### Your task
Reproduce word for word the records from their first line through the line containing "x-tick-label: 5 xyxy=(1827,1004,1866,1069)", with both ends included.

### Dataset records
++++

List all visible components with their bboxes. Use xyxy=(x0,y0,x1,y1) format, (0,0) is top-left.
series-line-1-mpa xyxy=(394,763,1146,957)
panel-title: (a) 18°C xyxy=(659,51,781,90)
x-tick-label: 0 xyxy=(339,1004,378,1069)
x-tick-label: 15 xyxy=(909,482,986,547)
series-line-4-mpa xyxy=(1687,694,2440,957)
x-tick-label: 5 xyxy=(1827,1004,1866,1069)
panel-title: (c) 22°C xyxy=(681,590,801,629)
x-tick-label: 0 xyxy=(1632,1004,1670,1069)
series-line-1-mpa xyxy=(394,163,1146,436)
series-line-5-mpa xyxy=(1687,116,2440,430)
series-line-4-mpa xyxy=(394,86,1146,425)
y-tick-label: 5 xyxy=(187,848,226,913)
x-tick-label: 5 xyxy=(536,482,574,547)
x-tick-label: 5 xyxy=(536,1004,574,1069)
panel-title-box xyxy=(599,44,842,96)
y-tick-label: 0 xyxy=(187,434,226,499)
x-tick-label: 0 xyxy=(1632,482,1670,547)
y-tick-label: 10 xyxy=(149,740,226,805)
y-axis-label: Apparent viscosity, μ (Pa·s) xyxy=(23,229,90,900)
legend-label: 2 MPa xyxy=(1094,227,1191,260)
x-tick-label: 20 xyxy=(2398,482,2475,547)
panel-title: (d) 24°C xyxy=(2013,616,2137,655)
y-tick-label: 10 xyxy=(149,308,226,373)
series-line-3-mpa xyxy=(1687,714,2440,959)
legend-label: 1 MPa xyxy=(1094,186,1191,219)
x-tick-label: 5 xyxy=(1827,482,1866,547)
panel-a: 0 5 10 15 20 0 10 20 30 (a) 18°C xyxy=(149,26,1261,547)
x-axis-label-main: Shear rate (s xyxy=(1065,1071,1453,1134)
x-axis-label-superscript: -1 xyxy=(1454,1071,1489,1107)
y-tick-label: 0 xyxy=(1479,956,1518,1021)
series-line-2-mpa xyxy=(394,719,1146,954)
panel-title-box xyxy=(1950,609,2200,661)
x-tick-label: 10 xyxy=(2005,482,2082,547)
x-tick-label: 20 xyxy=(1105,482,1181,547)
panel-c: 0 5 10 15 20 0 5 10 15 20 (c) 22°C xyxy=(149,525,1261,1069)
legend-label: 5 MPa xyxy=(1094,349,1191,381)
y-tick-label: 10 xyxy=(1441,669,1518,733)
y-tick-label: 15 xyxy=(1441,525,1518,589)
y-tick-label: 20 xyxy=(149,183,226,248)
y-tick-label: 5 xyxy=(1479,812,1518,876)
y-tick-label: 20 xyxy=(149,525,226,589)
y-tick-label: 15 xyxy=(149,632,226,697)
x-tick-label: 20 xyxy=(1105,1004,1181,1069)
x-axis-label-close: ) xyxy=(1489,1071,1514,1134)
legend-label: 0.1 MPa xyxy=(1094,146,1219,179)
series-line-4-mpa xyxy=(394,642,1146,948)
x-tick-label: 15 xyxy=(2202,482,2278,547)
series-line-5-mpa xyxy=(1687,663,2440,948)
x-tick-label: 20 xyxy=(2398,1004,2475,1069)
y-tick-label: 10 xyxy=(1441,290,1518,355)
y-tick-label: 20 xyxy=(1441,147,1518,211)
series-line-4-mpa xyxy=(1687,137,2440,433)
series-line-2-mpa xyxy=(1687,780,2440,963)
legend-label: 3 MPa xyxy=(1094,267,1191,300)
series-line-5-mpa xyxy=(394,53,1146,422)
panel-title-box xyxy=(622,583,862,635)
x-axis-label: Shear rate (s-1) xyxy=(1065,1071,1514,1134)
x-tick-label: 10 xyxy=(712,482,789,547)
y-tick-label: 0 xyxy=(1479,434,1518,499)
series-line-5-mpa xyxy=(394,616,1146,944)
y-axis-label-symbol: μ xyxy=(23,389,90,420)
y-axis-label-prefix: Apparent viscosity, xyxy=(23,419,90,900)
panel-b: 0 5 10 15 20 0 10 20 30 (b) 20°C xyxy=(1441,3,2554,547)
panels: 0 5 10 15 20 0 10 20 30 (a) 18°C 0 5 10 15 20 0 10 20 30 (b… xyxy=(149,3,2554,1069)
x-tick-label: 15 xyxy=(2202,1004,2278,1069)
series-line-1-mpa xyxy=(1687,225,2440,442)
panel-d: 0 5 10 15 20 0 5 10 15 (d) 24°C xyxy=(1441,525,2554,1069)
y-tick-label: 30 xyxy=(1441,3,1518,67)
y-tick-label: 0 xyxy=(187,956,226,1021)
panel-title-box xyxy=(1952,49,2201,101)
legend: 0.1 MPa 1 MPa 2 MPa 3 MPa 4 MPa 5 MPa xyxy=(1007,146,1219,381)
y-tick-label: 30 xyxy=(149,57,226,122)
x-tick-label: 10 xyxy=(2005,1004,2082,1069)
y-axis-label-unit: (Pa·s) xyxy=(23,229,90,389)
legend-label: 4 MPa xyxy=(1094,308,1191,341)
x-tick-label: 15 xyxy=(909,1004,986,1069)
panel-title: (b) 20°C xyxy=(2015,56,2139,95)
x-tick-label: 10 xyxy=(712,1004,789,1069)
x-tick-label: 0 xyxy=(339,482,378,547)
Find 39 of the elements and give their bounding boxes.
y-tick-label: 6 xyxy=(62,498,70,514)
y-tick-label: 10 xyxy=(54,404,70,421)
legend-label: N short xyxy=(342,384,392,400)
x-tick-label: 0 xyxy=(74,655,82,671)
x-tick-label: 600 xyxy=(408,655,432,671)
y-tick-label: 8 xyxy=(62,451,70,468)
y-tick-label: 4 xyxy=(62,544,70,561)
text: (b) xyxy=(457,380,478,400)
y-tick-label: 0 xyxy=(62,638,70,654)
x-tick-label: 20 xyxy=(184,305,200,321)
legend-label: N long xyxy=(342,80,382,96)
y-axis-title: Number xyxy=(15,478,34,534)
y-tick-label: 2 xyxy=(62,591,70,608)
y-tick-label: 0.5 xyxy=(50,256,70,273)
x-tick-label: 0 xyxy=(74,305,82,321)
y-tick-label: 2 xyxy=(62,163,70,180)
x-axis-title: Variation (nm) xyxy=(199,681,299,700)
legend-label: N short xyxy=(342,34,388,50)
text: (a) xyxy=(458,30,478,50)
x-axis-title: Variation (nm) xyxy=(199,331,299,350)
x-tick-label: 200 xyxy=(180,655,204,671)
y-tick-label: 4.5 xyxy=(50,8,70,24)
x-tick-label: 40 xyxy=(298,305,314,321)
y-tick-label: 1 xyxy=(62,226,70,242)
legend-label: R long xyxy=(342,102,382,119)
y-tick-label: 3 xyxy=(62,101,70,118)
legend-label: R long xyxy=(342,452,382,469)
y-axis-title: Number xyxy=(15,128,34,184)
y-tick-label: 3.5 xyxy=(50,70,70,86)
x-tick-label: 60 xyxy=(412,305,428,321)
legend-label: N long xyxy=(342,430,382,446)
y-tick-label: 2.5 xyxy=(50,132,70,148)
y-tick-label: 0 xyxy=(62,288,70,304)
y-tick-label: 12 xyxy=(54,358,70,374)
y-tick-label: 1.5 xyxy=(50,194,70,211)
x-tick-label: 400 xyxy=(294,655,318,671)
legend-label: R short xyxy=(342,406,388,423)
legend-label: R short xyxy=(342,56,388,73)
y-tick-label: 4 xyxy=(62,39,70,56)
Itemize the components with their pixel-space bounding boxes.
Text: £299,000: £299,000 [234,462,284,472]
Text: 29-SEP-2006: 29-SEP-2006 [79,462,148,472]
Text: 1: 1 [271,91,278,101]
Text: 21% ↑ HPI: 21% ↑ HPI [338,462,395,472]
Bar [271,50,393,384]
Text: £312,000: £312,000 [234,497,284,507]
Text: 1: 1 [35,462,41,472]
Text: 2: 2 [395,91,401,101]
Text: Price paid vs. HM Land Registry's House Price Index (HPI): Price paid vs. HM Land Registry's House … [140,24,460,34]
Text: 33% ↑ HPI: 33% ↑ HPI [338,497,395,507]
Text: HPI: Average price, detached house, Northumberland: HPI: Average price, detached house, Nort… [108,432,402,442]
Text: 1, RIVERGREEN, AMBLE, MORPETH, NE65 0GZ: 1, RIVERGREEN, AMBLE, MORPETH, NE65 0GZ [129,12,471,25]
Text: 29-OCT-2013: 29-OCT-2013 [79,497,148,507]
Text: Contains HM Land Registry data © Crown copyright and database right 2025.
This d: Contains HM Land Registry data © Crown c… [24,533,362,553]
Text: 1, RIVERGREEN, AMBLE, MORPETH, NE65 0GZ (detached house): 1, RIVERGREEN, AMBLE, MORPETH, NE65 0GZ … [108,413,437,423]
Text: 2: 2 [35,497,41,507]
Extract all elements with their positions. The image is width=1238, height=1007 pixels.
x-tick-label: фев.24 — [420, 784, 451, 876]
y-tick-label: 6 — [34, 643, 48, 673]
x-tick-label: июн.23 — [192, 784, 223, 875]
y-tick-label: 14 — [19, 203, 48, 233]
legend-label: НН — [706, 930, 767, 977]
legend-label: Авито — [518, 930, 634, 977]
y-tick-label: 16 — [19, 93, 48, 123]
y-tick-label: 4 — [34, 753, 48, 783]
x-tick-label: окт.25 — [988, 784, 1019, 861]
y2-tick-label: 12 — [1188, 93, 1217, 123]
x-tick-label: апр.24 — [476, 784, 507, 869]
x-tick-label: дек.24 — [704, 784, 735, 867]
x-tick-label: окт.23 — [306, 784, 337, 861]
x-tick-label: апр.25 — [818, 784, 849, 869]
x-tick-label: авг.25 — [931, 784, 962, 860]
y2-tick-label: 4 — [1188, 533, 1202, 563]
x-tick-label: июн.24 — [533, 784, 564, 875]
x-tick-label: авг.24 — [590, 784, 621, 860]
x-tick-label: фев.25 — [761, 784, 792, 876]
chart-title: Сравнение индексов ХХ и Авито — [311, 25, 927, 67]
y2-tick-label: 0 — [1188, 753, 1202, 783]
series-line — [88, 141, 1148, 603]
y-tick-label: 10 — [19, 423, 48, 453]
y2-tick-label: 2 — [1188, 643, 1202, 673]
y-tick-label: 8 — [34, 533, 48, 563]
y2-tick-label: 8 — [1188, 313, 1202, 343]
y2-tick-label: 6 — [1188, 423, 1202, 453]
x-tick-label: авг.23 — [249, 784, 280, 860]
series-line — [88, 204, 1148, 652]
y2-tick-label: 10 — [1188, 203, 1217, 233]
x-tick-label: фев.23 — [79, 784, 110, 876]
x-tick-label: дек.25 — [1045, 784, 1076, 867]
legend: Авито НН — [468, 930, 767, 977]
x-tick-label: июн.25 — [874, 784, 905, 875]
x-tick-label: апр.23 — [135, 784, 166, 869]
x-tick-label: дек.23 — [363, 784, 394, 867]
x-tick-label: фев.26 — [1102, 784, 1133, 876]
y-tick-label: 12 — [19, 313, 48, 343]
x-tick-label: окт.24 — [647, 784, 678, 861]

++++

### Final result
List all visible components with their bboxes. Use xyxy=(x0,y0,x1,y1) format, (0,0) is top-left.
series-line-1-mpa xyxy=(394,763,1146,957)
panel-title: (a) 18°C xyxy=(659,51,781,90)
x-tick-label: 0 xyxy=(339,1004,378,1069)
x-tick-label: 15 xyxy=(909,482,986,547)
series-line-4-mpa xyxy=(1687,694,2440,957)
x-tick-label: 5 xyxy=(1827,1004,1866,1069)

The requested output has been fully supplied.